▶ The problem: Return all lines in the material below that contain "надежности".

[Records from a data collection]
- - -
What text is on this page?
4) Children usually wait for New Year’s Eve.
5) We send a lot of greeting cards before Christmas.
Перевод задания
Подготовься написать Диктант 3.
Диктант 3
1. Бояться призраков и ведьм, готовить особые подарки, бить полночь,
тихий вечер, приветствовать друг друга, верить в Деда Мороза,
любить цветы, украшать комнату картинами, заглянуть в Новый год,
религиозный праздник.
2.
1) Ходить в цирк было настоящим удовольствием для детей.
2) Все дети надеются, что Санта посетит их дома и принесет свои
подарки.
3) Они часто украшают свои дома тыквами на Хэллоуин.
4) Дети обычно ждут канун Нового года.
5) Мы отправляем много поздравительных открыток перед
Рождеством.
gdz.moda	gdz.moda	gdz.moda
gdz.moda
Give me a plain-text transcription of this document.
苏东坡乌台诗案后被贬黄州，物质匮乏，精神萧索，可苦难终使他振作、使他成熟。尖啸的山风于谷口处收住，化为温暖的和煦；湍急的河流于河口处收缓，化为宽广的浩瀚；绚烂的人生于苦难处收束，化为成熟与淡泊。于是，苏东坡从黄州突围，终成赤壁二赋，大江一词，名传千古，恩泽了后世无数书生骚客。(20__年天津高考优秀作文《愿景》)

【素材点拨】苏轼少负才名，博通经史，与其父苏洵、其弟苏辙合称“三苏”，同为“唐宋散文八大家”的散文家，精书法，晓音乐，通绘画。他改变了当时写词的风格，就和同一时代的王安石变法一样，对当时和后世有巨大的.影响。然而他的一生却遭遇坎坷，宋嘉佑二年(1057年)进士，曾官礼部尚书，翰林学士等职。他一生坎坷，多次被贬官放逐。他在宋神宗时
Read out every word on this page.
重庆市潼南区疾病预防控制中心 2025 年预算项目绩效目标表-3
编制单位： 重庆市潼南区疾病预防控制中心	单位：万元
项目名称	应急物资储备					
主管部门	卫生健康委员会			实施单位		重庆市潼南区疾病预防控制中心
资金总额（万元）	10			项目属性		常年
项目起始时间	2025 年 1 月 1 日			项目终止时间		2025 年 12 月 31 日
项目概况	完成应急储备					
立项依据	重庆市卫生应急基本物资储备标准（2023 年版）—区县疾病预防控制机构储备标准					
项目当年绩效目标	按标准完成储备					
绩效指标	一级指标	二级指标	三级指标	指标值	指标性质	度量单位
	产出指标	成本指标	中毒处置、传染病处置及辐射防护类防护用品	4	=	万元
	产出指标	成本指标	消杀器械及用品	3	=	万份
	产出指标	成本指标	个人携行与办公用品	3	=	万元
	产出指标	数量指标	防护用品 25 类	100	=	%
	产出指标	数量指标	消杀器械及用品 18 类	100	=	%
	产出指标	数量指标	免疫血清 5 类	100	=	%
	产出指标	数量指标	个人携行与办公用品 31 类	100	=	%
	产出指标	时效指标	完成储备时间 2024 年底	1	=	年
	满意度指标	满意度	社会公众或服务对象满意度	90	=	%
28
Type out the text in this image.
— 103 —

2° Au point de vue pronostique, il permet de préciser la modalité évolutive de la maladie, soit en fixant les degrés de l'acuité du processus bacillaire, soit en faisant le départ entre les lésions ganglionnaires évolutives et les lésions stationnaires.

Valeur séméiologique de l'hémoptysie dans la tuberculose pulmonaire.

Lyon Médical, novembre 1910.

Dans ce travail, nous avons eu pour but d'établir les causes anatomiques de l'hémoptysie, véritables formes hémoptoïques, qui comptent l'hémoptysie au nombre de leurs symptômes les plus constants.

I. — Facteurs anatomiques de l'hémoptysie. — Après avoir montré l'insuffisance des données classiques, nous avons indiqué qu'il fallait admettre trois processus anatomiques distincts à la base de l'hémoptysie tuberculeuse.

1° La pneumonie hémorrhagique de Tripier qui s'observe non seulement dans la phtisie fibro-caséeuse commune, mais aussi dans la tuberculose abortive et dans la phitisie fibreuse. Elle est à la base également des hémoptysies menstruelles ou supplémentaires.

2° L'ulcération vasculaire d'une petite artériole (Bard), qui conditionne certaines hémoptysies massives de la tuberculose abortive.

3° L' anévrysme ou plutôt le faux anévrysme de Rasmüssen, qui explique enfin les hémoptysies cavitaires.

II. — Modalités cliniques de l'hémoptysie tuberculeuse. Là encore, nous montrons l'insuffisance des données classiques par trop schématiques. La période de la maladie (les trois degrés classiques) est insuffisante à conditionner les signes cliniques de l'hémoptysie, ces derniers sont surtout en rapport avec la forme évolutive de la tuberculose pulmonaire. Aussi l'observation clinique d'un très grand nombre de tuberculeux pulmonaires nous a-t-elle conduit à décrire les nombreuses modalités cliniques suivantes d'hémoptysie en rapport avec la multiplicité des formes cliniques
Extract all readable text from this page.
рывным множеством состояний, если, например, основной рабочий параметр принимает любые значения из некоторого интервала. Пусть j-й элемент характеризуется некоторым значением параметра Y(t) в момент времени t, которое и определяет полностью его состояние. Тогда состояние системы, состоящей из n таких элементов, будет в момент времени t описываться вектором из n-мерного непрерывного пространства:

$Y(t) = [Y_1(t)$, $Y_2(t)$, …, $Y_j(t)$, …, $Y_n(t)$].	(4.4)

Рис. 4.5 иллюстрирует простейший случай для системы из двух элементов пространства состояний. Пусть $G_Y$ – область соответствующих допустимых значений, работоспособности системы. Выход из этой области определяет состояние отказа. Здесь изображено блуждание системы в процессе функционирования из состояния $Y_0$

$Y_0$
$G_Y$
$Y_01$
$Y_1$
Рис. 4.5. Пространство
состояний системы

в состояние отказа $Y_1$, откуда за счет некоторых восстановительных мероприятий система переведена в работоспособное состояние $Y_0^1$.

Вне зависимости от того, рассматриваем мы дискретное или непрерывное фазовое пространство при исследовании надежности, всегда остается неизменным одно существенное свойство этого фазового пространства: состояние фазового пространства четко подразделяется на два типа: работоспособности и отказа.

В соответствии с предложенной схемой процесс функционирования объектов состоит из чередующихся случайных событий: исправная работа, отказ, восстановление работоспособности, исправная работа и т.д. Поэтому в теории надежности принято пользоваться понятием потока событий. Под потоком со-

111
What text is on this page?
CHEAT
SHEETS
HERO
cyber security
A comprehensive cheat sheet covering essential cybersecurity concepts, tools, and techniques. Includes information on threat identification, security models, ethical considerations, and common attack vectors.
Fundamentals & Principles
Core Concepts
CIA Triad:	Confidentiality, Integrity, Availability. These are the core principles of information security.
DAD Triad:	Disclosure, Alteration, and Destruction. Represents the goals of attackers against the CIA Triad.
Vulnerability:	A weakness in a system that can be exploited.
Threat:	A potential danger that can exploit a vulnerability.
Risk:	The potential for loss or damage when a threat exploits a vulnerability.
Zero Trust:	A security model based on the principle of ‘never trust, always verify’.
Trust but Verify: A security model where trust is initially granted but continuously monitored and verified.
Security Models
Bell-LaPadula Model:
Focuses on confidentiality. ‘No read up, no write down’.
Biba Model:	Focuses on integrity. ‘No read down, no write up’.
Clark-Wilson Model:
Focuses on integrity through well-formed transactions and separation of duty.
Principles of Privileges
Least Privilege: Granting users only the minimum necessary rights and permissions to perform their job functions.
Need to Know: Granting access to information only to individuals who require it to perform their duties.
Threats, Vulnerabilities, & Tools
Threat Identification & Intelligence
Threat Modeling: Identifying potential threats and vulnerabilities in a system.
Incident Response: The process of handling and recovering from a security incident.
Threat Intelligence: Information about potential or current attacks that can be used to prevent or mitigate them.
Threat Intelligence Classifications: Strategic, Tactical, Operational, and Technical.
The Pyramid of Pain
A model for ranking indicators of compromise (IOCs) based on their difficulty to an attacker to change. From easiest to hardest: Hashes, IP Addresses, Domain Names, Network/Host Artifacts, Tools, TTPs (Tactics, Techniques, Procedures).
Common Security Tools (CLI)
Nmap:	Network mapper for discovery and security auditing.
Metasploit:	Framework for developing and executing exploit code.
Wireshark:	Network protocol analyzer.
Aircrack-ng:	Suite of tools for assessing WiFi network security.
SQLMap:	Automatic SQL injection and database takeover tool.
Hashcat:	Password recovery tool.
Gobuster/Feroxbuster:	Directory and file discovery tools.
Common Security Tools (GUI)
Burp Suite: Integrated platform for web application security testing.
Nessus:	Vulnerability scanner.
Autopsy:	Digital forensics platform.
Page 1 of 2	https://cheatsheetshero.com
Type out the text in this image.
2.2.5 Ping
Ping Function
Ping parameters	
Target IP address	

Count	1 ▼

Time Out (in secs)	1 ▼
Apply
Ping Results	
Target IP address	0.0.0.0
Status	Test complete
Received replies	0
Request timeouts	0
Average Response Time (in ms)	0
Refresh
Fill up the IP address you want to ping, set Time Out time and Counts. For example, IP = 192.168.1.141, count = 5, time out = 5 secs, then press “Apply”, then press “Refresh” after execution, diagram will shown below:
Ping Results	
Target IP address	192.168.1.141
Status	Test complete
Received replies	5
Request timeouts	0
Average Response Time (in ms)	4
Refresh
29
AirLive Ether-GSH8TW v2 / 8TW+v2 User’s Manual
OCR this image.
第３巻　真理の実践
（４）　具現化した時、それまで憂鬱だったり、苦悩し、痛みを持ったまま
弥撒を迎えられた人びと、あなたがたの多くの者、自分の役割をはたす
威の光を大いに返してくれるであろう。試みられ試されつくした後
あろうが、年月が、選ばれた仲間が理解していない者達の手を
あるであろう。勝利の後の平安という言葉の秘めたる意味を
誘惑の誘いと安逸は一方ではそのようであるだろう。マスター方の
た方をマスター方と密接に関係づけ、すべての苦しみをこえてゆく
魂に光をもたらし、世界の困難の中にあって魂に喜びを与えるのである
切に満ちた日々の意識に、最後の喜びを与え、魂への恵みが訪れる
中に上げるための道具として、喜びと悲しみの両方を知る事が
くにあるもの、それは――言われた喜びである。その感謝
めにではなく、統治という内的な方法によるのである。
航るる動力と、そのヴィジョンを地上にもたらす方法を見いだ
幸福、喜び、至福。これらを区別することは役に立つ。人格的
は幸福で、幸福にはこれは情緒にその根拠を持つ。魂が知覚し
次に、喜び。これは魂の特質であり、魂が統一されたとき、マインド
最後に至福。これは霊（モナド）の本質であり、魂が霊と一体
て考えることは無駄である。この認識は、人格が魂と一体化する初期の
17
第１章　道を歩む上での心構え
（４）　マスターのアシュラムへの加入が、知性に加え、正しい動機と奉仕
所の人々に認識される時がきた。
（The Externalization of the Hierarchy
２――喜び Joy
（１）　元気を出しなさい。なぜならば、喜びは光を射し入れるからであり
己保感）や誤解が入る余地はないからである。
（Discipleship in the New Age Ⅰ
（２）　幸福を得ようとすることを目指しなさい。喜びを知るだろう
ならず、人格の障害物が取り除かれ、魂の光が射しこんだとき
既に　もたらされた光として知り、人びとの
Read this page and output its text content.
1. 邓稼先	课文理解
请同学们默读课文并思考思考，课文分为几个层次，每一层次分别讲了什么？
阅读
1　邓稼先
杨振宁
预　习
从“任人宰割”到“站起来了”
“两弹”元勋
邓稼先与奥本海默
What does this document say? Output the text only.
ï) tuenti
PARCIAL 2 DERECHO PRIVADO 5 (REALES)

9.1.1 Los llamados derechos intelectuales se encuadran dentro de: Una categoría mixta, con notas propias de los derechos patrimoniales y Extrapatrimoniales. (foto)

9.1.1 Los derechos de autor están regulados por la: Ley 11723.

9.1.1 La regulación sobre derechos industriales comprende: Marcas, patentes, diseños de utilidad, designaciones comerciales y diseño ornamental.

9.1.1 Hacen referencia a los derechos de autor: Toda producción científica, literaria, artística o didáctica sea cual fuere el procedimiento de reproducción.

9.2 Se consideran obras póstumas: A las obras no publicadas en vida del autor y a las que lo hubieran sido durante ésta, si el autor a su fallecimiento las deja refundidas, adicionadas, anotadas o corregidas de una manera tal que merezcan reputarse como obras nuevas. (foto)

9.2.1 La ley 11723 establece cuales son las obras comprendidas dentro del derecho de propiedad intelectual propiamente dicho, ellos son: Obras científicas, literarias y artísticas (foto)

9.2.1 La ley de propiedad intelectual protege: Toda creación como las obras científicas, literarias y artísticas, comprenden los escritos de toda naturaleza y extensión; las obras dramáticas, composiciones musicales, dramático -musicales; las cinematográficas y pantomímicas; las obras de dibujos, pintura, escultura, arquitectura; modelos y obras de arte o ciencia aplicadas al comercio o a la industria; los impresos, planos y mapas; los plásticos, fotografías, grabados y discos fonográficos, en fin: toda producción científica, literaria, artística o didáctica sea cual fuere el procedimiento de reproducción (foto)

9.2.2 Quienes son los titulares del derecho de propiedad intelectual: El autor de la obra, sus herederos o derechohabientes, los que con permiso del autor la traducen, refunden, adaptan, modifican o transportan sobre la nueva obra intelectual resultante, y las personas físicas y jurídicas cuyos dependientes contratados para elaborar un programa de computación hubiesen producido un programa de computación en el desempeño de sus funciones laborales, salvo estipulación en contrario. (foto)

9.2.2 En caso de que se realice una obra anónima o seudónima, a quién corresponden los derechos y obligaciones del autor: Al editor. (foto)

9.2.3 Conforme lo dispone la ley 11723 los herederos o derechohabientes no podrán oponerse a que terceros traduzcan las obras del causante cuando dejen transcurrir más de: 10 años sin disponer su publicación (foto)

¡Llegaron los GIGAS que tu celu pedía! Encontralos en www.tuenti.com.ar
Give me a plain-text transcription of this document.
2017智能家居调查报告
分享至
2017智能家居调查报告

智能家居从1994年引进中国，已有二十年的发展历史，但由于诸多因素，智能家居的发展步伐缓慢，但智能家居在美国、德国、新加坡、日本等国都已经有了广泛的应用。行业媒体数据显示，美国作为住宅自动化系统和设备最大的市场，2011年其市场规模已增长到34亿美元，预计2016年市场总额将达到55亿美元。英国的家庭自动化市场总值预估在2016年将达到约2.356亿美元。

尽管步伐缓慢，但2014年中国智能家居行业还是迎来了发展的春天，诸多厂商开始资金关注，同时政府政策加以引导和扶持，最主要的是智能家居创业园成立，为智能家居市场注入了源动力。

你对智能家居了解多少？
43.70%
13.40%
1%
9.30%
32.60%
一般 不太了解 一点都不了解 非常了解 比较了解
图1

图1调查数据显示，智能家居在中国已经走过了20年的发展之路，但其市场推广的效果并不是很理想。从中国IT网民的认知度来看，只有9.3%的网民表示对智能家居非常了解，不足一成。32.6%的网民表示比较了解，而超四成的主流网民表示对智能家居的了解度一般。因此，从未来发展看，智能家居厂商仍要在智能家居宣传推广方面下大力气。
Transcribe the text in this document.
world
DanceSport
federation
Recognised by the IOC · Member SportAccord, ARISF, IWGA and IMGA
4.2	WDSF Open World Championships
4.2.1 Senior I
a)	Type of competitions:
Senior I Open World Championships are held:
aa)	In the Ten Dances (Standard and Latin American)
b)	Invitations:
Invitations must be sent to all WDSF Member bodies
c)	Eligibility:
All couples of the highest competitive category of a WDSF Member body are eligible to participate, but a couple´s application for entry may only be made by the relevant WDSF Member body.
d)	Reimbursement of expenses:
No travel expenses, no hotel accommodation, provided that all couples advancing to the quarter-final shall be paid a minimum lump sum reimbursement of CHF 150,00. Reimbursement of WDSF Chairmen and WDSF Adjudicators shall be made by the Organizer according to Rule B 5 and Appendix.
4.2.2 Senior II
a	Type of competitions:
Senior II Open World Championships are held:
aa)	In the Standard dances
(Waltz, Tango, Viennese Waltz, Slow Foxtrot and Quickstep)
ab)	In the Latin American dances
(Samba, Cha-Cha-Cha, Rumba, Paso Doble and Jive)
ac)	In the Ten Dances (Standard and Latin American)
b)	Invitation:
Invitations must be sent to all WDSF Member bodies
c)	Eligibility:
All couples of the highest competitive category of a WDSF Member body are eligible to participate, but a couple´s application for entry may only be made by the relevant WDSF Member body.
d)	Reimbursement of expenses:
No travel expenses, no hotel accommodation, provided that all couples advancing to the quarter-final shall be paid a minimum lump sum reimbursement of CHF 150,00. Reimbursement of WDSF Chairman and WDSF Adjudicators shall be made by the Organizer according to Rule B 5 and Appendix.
- - -
▶ In response:
Вне зависимости от того, рассматриваем мы дискретное или непрерывное фазовое пространство при исследовании надежности, всегда остается неизменным одно существенное свойство этого фазового пространства: состояние фазового пространства четко подразделяется на два типа: работоспособности и отказа.
В соответствии с предложенной схемой процесс функционирования объектов состоит из чередующихся случайных событий: исправная работа, отказ, восстановление работоспособности, исправная работа и т.д. Поэтому в теории надежности принято пользоваться понятием потока событий. Под потоком со-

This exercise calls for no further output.